**PROBLEM DESCRIPTION**
Extract every entry word for word. Skip the pictures.

□ □ □ □

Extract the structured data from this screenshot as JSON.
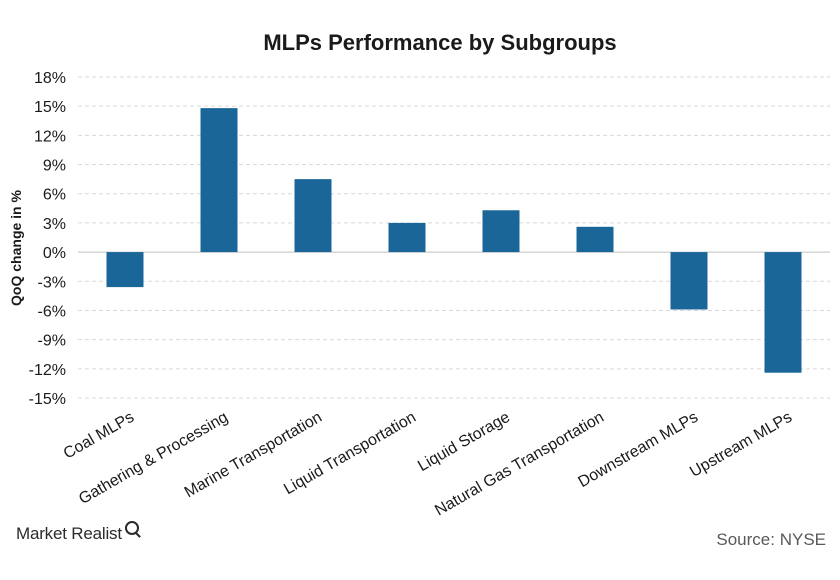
{
  "chart_data": {
    "type": "bar",
    "title": "MLPs Performance by Subgroups",
    "ylabel": "QoQ change in %",
    "xlabel": "",
    "categories": [
      "Coal MLPs",
      "Gathering & Processing",
      "Marine Transportation",
      "Liquid Transportation",
      "Liquid Storage",
      "Natural Gas Transportation",
      "Downstream MLPs",
      "Upstream MLPs"
    ],
    "values": [
      -3.6,
      14.8,
      7.5,
      3.0,
      4.3,
      2.6,
      -5.9,
      -12.4
    ],
    "ylim": [
      -15,
      18
    ],
    "yticks": [
      18,
      15,
      12,
      9,
      6,
      3,
      0,
      -3,
      -6,
      -9,
      -12,
      -15
    ],
    "tick_suffix": "%",
    "grid": true,
    "bar_color": "#1b6699"
  },
  "footer": {
    "brand": "Market Realist",
    "source": "Source: NYSE"
  }
}
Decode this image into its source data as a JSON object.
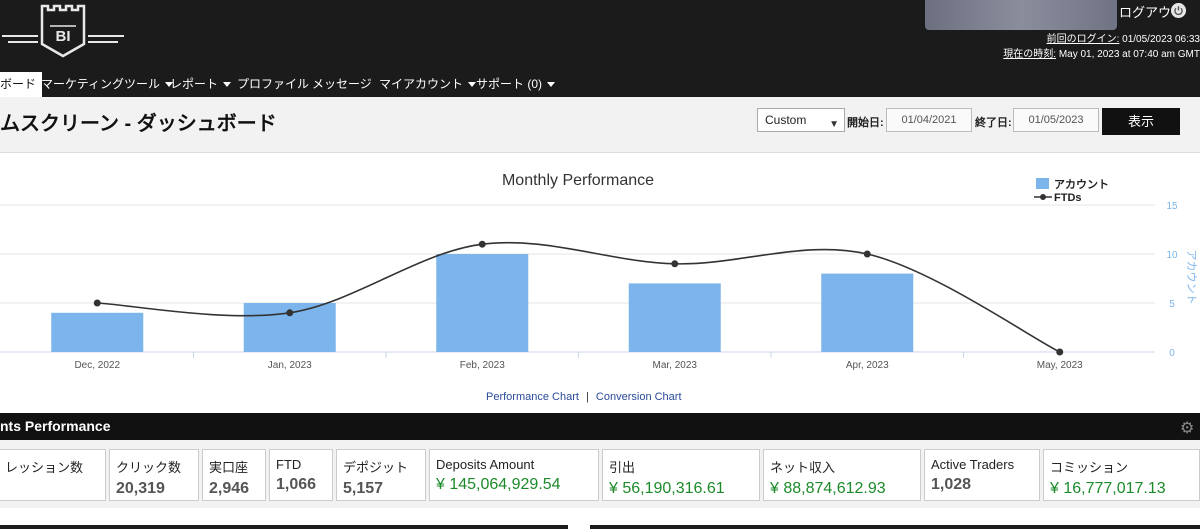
{
  "header": {
    "logo_text": "BI",
    "logout_label": "ログアウト",
    "last_login_label": "前回のログイン:",
    "last_login_value": "01/05/2023 06:33",
    "current_time_label": "現在の時刻:",
    "current_time_value": "May 01, 2023 at 07:40 am GMT"
  },
  "nav": {
    "items": [
      {
        "label": "ボード",
        "dropdown": false,
        "active": true
      },
      {
        "label": "マーケティングツール",
        "dropdown": true
      },
      {
        "label": "レポート",
        "dropdown": true
      },
      {
        "label": "プロファイル",
        "dropdown": false
      },
      {
        "label": "メッセージ",
        "dropdown": false
      },
      {
        "label": "マイアカウント",
        "dropdown": true
      },
      {
        "label": "サポート (0)",
        "dropdown": true
      }
    ]
  },
  "title_bar": {
    "page_title": "ムスクリーン - ダッシュボード",
    "range_value": "Custom",
    "start_label": "開始日:",
    "start_value": "01/04/2021",
    "end_label": "終了日:",
    "end_value": "01/05/2023",
    "show_button": "表示"
  },
  "chart_data": {
    "type": "bar",
    "title": "Monthly Performance",
    "categories": [
      "Dec, 2022",
      "Jan, 2023",
      "Feb, 2023",
      "Mar, 2023",
      "Apr, 2023",
      "May, 2023"
    ],
    "series": [
      {
        "name": "アカウント",
        "kind": "bar",
        "values": [
          4,
          5,
          10,
          7,
          8,
          0
        ],
        "color": "#7cb5ec"
      },
      {
        "name": "FTDs",
        "kind": "line",
        "values": [
          5,
          4,
          11,
          9,
          10,
          0
        ],
        "color": "#333333"
      }
    ],
    "ylabel": "アカウント",
    "ylim": [
      0,
      15
    ],
    "yticks": [
      0,
      5,
      10,
      15
    ],
    "legend_position": "top-right",
    "links": {
      "performance": "Performance Chart",
      "separator": "|",
      "conversion": "Conversion Chart"
    }
  },
  "performance": {
    "title": "nts Performance",
    "stats": [
      {
        "label": "レッション数",
        "value": ""
      },
      {
        "label": "クリック数",
        "value": "20,319"
      },
      {
        "label": "実口座",
        "value": "2,946"
      },
      {
        "label": "FTD",
        "value": "1,066"
      },
      {
        "label": "デポジット",
        "value": "5,157"
      },
      {
        "label": "Deposits Amount",
        "value": "¥ 145,064,929.54"
      },
      {
        "label": "引出",
        "value": "¥ 56,190,316.61"
      },
      {
        "label": "ネット収入",
        "value": "¥ 88,874,612.93"
      },
      {
        "label": "Active Traders",
        "value": "1,028"
      },
      {
        "label": "コミッション",
        "value": "¥ 16,777,017.13"
      }
    ]
  },
  "colors": {
    "header_bg": "#1b1b1b",
    "money_green": "#1c8a2a",
    "bar_blue": "#7cb5ec",
    "link_blue": "#2a4a9a"
  }
}
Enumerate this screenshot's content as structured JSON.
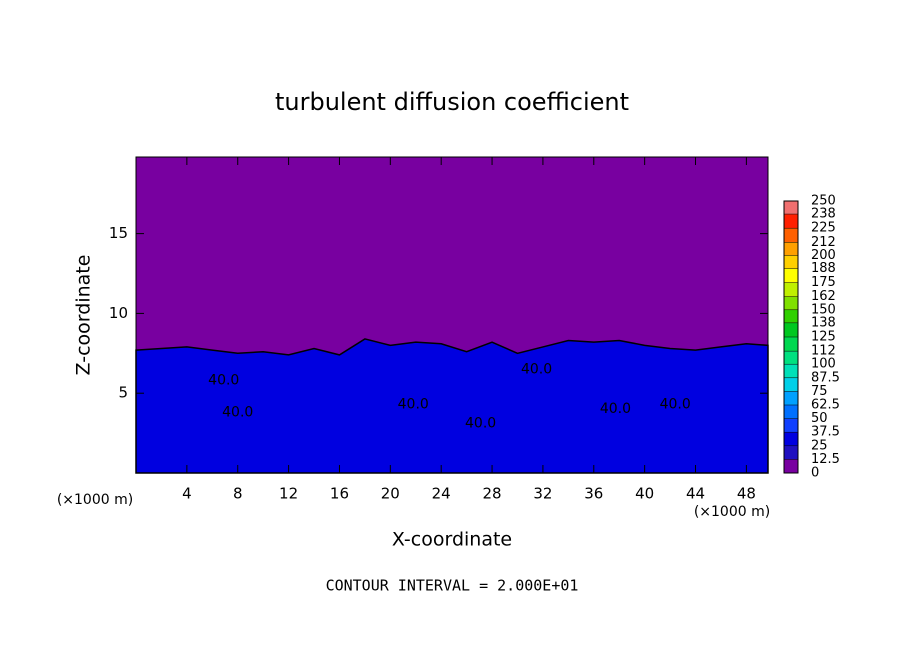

□ □ □ □

**EXERCISE ANSWER**
Extract the structured data from this screenshot as JSON.
{
  "chart_data": {
    "type": "bar",
    "title": "MLPs Performance by Subgroups",
    "ylabel": "QoQ change in %",
    "xlabel": "",
    "categories": [
      "Coal MLPs",
      "Gathering & Processing",
      "Marine Transportation",
      "Liquid Transportation",
      "Liquid Storage",
      "Natural Gas Transportation",
      "Downstream MLPs",
      "Upstream MLPs"
    ],
    "values": [
      -3.6,
      14.8,
      7.5,
      3.0,
      4.3,
      2.6,
      -5.9,
      -12.4
    ],
    "ylim": [
      -15,
      18
    ],
    "yticks": [
      18,
      15,
      12,
      9,
      6,
      3,
      0,
      -3,
      -6,
      -9,
      -12,
      -15
    ],
    "tick_suffix": "%",
    "grid": true,
    "bar_color": "#1b6699"
  },
  "footer": {
    "brand": "Market Realist",
    "source": "Source: NYSE"
  }
}
Decode this image into its source data as a JSON object.
{
  "header": {
    "logo_text": "BI",
    "logout_label": "ログアウト",
    "last_login_label": "前回のログイン:",
    "last_login_value": "01/05/2023 06:33",
    "current_time_label": "現在の時刻:",
    "current_time_value": "May 01, 2023 at 07:40 am GMT"
  },
  "nav": {
    "items": [
      {
        "label": "ボード",
        "dropdown": false,
        "active": true
      },
      {
        "label": "マーケティングツール",
        "dropdown": true
      },
      {
        "label": "レポート",
        "dropdown": true
      },
      {
        "label": "プロファイル",
        "dropdown": false
      },
      {
        "label": "メッセージ",
        "dropdown": false
      },
      {
        "label": "マイアカウント",
        "dropdown": true
      },
      {
        "label": "サポート (0)",
        "dropdown": true
      }
    ]
  },
  "title_bar": {
    "page_title": "ムスクリーン - ダッシュボード",
    "range_value": "Custom",
    "start_label": "開始日:",
    "start_value": "01/04/2021",
    "end_label": "終了日:",
    "end_value": "01/05/2023",
    "show_button": "表示"
  },
  "chart_data": {
    "type": "bar",
    "title": "Monthly Performance",
    "categories": [
      "Dec, 2022",
      "Jan, 2023",
      "Feb, 2023",
      "Mar, 2023",
      "Apr, 2023",
      "May, 2023"
    ],
    "series": [
      {
        "name": "アカウント",
        "kind": "bar",
        "values": [
          4,
          5,
          10,
          7,
          8,
          0
        ],
        "color": "#7cb5ec"
      },
      {
        "name": "FTDs",
        "kind": "line",
        "values": [
          5,
          4,
          11,
          9,
          10,
          0
        ],
        "color": "#333333"
      }
    ],
    "ylabel": "アカウント",
    "ylim": [
      0,
      15
    ],
    "yticks": [
      0,
      5,
      10,
      15
    ],
    "legend_position": "top-right",
    "links": {
      "performance": "Performance Chart",
      "separator": "|",
      "conversion": "Conversion Chart"
    }
  },
  "performance": {
    "title": "nts Performance",
    "stats": [
      {
        "label": "レッション数",
        "value": ""
      },
      {
        "label": "クリック数",
        "value": "20,319"
      },
      {
        "label": "実口座",
        "value": "2,946"
      },
      {
        "label": "FTD",
        "value": "1,066"
      },
      {
        "label": "デポジット",
        "value": "5,157"
      },
      {
        "label": "Deposits Amount",
        "value": "¥ 145,064,929.54"
      },
      {
        "label": "引出",
        "value": "¥ 56,190,316.61"
      },
      {
        "label": "ネット収入",
        "value": "¥ 88,874,612.93"
      },
      {
        "label": "Active Traders",
        "value": "1,028"
      },
      {
        "label": "コミッション",
        "value": "¥ 16,777,017.13"
      }
    ]
  },
  "colors": {
    "header_bg": "#1b1b1b",
    "money_green": "#1c8a2a",
    "bar_blue": "#7cb5ec",
    "link_blue": "#2a4a9a"
  }
}
Enumerate this screenshot's content as structured JSON.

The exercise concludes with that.